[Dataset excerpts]

================

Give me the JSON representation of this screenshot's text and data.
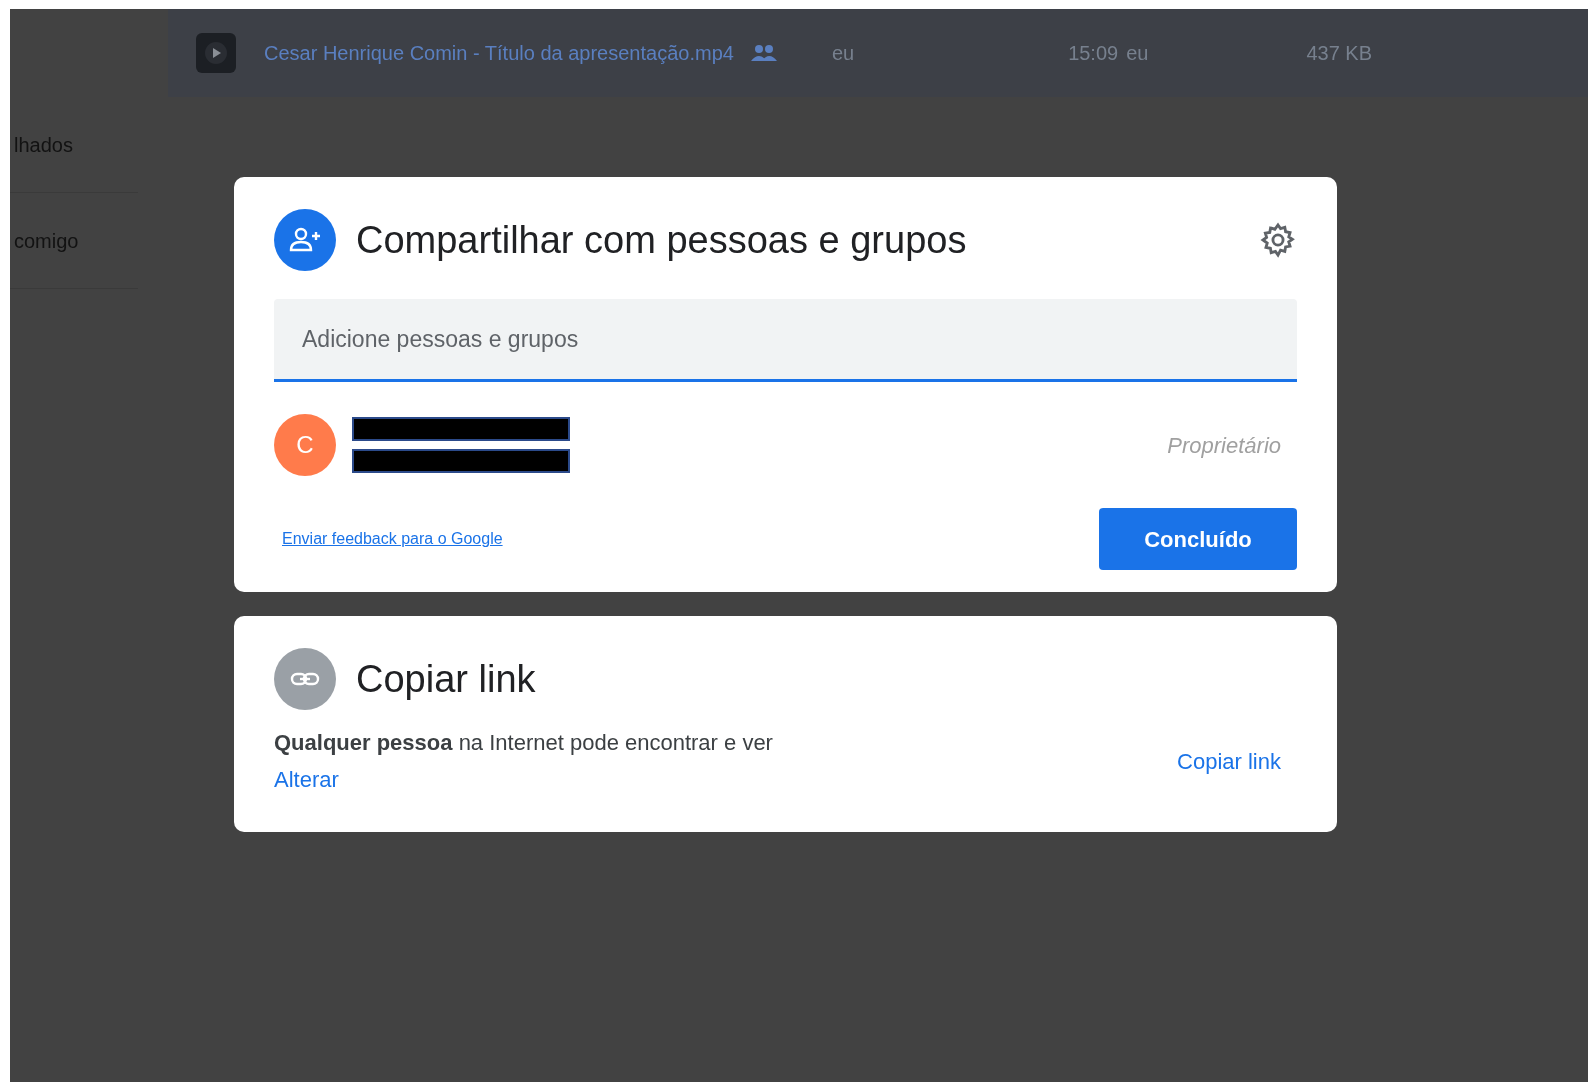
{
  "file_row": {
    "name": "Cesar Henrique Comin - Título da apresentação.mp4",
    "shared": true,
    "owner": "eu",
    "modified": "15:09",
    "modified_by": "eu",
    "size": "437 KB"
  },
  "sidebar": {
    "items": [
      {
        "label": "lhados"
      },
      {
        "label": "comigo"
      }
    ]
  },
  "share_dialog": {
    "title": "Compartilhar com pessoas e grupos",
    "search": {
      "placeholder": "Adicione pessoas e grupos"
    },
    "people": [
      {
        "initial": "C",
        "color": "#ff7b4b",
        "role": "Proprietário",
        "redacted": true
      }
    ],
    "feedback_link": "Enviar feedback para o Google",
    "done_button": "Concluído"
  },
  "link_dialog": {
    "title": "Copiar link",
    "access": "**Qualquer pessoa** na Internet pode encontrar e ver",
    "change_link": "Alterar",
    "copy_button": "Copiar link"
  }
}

================

■ TASK PROMPT
Repeat all the data as it stands, dropping any images it holds.

■ FINAL RESULT
Give me the JSON representation of this screenshot's text and data.
{
  "file_row": {
    "name": "Cesar Henrique Comin - Título da apresentação.mp4",
    "shared": true,
    "owner": "eu",
    "modified": "15:09",
    "modified_by": "eu",
    "size": "437 KB"
  },
  "sidebar": {
    "items": [
      {
        "label": "lhados"
      },
      {
        "label": "comigo"
      }
    ]
  },
  "share_dialog": {
    "title": "Compartilhar com pessoas e grupos",
    "search": {
      "placeholder": "Adicione pessoas e grupos"
    },
    "people": [
      {
        "initial": "C",
        "color": "#ff7b4b",
        "role": "Proprietário",
        "redacted": true
      }
    ],
    "feedback_link": "Enviar feedback para o Google",
    "done_button": "Concluído"
  },
  "link_dialog": {
    "title": "Copiar link",
    "access": "**Qualquer pessoa** na Internet pode encontrar e ver",
    "change_link": "Alterar",
    "copy_button": "Copiar link"
  }
}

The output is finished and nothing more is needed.